((

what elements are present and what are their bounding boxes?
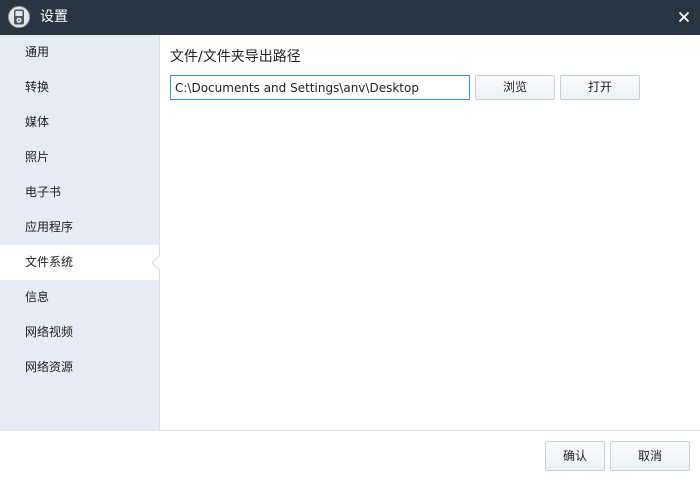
footer: 确认 取消 — [0, 430, 700, 480]
cancel-button[interactable]: 取消 — [610, 441, 690, 471]
sidebar-item-messages[interactable]: 信息 — [0, 280, 159, 315]
active-pointer-icon — [151, 255, 160, 270]
close-icon[interactable] — [674, 7, 694, 27]
sidebar-item-file-system[interactable]: 文件系统 — [0, 245, 160, 280]
ipod-icon — [8, 6, 30, 28]
sidebar-item-online-resources[interactable]: 网络资源 — [0, 350, 159, 385]
sidebar: 通用 转换 媒体 照片 电子书 应用程序 文件系统 信息 网络视频 网络资源 — [0, 35, 160, 430]
title-bar: 设置 — [0, 0, 700, 35]
browse-button[interactable]: 浏览 — [475, 75, 555, 100]
main-content: 文件/文件夹导出路径 浏览 打开 — [160, 35, 700, 430]
sidebar-item-label: 文件系统 — [25, 255, 74, 269]
sidebar-item-photos[interactable]: 照片 — [0, 140, 159, 175]
sidebar-item-conversion[interactable]: 转换 — [0, 70, 159, 105]
sidebar-item-online-video[interactable]: 网络视频 — [0, 315, 159, 350]
window-title: 设置 — [40, 9, 68, 25]
export-path-label: 文件/文件夹导出路径 — [170, 49, 301, 65]
sidebar-item-ebooks[interactable]: 电子书 — [0, 175, 159, 210]
export-path-input[interactable] — [170, 75, 470, 100]
sidebar-item-media[interactable]: 媒体 — [0, 105, 159, 140]
sidebar-item-general[interactable]: 通用 — [0, 35, 159, 70]
sidebar-item-applications[interactable]: 应用程序 — [0, 210, 159, 245]
open-button[interactable]: 打开 — [560, 75, 640, 100]
confirm-button[interactable]: 确认 — [545, 441, 605, 471]
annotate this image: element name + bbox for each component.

))

*Job*. Copy the lines of the records exactly, starting at the line containing "footer: 确认 取消 — [0, 430, 700, 480]" and ending at the line containing "sidebar-item-online-resources[interactable]: 网络资源 —".

*Solution to the exercise*.
footer: 确认 取消 — [0, 430, 700, 480]
cancel-button[interactable]: 取消 — [610, 441, 690, 471]
sidebar-item-messages[interactable]: 信息 — [0, 280, 159, 315]
active-pointer-icon — [151, 255, 160, 270]
close-icon[interactable] — [674, 7, 694, 27]
sidebar-item-file-system[interactable]: 文件系统 — [0, 245, 160, 280]
ipod-icon — [8, 6, 30, 28]
sidebar-item-online-resources[interactable]: 网络资源 — [0, 350, 159, 385]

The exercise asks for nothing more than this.